**Written exercise:**
Gather every line below where "this" appears.

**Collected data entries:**
--- begin ---
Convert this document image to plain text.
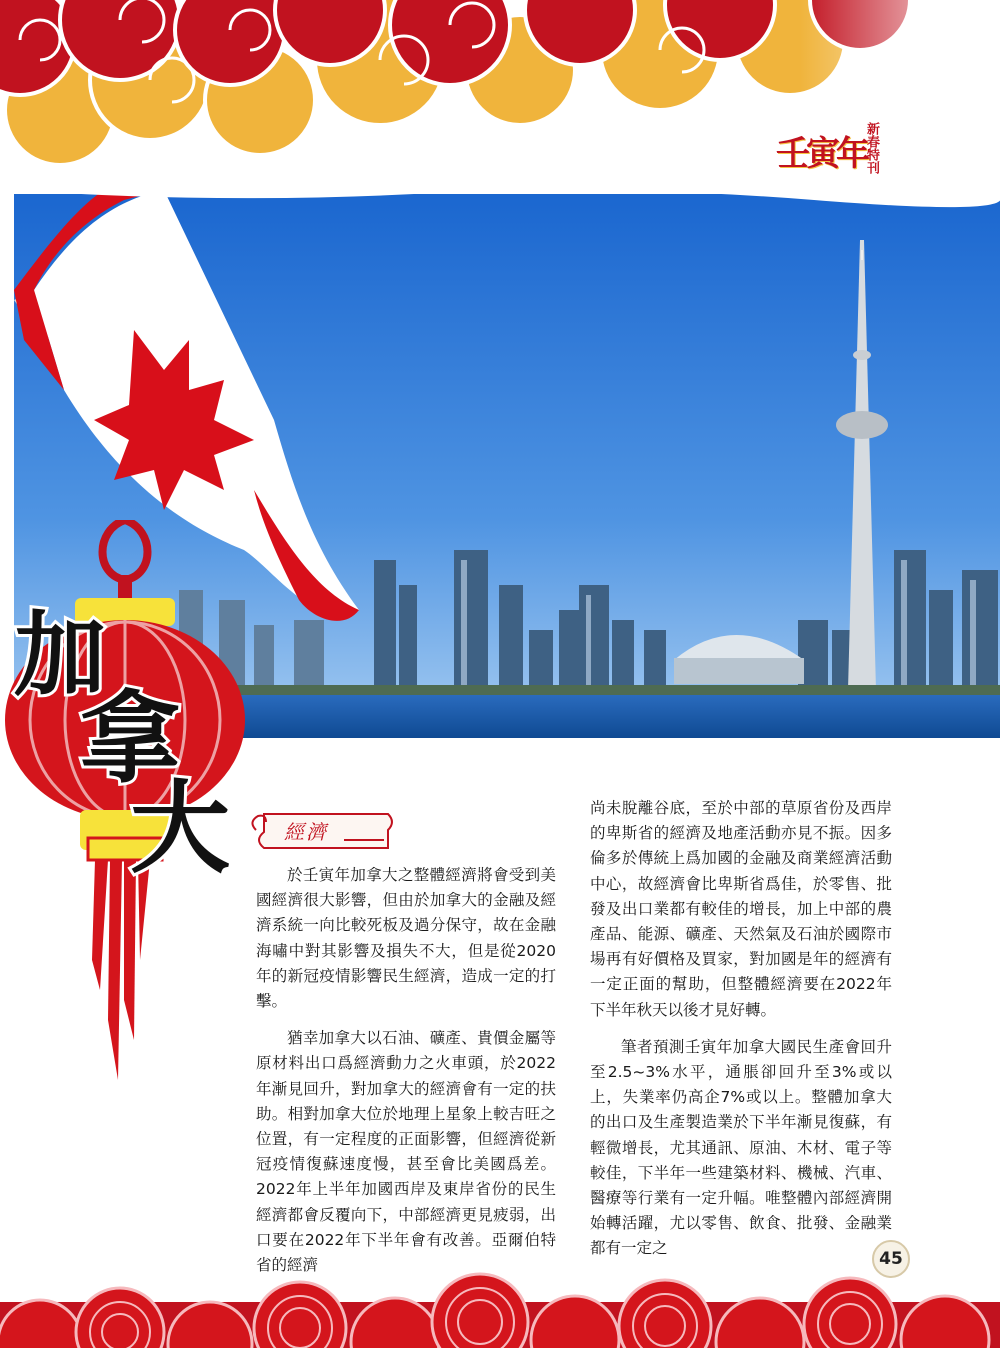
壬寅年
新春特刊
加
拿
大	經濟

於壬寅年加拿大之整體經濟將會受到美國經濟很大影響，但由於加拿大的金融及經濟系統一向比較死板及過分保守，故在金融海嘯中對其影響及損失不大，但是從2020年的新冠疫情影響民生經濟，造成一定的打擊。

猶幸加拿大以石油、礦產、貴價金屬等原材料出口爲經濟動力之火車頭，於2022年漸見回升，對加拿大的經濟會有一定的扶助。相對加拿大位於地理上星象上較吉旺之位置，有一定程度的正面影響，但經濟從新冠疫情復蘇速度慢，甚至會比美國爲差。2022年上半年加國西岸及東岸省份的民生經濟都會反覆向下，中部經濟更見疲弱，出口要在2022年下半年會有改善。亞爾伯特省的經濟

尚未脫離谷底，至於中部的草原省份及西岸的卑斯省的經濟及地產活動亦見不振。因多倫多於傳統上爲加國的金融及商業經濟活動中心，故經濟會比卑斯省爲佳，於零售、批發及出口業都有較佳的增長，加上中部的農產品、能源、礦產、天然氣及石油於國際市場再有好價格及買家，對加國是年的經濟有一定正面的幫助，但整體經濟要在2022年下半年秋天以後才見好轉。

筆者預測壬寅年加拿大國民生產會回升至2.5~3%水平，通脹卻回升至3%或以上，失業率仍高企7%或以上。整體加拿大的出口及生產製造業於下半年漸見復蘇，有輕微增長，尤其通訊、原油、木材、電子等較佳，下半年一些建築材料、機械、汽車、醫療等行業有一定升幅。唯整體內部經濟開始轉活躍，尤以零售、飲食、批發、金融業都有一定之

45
--- end ---
--- begin ---
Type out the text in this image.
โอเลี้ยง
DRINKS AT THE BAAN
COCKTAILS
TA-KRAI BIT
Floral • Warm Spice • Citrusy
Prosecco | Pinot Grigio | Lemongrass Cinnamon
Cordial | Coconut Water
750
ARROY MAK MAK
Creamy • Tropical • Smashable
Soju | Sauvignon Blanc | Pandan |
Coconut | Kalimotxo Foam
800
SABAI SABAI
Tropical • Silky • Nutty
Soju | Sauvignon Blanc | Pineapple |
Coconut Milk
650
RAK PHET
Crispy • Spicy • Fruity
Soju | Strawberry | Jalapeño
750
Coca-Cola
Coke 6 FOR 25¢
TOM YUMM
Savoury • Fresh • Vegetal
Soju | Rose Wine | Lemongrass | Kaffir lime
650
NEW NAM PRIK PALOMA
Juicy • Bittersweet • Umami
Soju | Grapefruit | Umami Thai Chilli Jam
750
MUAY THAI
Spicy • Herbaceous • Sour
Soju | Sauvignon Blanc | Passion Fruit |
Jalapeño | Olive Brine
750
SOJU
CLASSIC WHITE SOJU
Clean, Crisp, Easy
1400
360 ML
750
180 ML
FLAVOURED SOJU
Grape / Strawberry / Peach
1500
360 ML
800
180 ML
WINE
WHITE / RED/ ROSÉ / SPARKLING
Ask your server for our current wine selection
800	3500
--- end ---
**Task solution:**
Convert this document image to plain text.
Type out the text in this image.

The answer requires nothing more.